**Stated problem:**
For each line of the data below that holds "power", copy the line.

**Recorded information:**

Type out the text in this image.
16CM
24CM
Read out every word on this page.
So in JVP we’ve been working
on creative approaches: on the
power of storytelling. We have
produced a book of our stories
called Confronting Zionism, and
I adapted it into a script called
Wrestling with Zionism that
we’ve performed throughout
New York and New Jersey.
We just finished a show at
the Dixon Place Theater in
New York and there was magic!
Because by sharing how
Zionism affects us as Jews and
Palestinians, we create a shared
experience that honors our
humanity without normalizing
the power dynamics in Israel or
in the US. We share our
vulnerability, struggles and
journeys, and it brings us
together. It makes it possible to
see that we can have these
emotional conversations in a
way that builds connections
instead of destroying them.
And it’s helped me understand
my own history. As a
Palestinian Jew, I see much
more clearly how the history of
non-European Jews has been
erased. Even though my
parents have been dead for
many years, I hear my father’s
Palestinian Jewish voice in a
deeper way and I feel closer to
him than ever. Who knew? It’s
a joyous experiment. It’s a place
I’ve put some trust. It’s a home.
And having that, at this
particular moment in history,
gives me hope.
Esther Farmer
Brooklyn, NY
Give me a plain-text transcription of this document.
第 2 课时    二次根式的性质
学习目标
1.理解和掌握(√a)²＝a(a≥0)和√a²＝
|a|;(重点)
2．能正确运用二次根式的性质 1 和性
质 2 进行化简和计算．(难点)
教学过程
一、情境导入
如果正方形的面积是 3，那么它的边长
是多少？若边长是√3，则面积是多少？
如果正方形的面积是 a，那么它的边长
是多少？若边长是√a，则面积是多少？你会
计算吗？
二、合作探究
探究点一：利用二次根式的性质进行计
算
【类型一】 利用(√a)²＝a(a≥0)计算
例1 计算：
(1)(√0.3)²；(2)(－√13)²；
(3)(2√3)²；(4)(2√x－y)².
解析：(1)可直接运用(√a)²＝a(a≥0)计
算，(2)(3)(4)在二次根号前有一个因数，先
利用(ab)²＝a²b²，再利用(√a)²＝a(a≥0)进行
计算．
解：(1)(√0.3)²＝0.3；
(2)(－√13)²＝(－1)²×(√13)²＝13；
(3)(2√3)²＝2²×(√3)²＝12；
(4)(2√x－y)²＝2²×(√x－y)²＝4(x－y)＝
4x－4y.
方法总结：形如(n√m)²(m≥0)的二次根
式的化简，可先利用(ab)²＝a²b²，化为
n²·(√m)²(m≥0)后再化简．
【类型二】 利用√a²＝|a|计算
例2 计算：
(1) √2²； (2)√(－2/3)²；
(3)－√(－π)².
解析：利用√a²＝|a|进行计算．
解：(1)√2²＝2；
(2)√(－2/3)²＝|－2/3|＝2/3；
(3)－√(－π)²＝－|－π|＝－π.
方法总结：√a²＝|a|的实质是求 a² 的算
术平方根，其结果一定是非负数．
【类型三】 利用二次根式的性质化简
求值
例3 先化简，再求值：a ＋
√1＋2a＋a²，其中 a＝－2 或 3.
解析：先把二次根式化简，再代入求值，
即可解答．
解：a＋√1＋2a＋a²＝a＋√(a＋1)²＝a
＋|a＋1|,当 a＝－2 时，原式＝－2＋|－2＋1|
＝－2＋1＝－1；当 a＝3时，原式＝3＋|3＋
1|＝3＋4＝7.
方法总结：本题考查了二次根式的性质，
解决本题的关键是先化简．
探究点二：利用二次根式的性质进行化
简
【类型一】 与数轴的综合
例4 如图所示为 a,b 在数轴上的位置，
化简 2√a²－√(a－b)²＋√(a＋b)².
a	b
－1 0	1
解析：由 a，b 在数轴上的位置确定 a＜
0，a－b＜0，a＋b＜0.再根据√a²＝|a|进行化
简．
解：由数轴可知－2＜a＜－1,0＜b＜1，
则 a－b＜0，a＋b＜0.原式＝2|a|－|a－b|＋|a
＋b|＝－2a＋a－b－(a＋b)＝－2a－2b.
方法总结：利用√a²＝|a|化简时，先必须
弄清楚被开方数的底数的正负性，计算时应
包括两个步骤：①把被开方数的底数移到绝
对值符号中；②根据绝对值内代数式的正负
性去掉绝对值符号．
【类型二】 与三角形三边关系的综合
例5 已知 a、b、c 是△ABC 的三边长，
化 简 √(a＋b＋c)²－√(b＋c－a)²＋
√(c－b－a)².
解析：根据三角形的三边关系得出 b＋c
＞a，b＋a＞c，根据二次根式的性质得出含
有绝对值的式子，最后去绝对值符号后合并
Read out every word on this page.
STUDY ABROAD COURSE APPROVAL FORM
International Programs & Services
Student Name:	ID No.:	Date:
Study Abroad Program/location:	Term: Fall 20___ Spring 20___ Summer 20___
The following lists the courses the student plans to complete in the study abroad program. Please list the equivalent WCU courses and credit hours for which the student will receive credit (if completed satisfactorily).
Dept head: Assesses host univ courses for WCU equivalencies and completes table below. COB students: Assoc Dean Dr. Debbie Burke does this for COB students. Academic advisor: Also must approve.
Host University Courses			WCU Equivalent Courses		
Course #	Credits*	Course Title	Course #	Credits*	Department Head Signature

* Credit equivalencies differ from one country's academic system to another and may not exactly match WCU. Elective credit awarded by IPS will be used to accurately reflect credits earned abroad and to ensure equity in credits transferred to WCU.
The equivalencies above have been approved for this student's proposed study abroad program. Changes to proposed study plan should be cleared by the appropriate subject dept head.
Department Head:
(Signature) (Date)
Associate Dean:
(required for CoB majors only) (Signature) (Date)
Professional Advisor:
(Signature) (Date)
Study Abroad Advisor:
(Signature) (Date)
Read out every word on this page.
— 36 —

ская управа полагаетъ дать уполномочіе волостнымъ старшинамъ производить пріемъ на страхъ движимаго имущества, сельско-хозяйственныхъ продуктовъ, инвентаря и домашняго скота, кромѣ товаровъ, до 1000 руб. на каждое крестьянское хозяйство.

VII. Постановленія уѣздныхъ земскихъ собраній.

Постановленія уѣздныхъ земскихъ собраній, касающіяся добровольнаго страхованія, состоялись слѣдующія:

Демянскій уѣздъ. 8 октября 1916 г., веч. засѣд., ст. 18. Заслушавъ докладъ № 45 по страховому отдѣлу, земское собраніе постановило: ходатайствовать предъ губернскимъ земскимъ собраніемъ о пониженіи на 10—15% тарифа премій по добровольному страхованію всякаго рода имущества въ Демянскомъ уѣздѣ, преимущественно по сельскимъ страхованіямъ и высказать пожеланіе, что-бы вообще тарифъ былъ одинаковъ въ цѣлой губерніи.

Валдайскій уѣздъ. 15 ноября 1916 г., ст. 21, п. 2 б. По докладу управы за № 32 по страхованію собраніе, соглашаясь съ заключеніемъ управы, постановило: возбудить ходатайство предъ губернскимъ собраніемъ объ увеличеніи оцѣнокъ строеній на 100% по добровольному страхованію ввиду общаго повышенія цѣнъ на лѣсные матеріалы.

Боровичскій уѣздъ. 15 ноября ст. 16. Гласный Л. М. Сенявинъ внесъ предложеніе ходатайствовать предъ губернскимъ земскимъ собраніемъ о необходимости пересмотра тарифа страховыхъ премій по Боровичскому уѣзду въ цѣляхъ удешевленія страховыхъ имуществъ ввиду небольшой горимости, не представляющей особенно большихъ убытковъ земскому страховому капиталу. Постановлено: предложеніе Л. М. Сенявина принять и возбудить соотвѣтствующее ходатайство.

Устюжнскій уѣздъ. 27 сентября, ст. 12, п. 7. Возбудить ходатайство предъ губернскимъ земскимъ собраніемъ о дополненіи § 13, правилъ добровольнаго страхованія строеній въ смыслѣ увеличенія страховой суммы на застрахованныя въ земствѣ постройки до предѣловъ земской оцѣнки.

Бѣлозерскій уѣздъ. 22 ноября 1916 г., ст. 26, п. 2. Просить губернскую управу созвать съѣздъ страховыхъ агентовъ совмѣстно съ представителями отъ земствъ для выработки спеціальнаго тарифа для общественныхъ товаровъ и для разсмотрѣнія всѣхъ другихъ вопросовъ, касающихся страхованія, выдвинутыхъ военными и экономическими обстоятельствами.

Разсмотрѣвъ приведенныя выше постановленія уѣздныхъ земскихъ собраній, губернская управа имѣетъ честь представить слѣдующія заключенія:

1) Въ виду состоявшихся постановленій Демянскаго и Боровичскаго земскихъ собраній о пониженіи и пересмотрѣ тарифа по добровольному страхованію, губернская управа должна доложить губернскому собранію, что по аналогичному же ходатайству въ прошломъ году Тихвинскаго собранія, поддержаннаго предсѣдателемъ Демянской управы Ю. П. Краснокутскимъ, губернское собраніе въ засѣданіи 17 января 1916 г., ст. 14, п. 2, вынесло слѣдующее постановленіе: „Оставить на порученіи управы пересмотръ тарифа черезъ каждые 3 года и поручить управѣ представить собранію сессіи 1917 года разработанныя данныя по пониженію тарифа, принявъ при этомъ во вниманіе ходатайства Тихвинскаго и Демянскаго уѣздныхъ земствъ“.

**Complete output:**
power of storytelling. We have
the power dynamics in Israel or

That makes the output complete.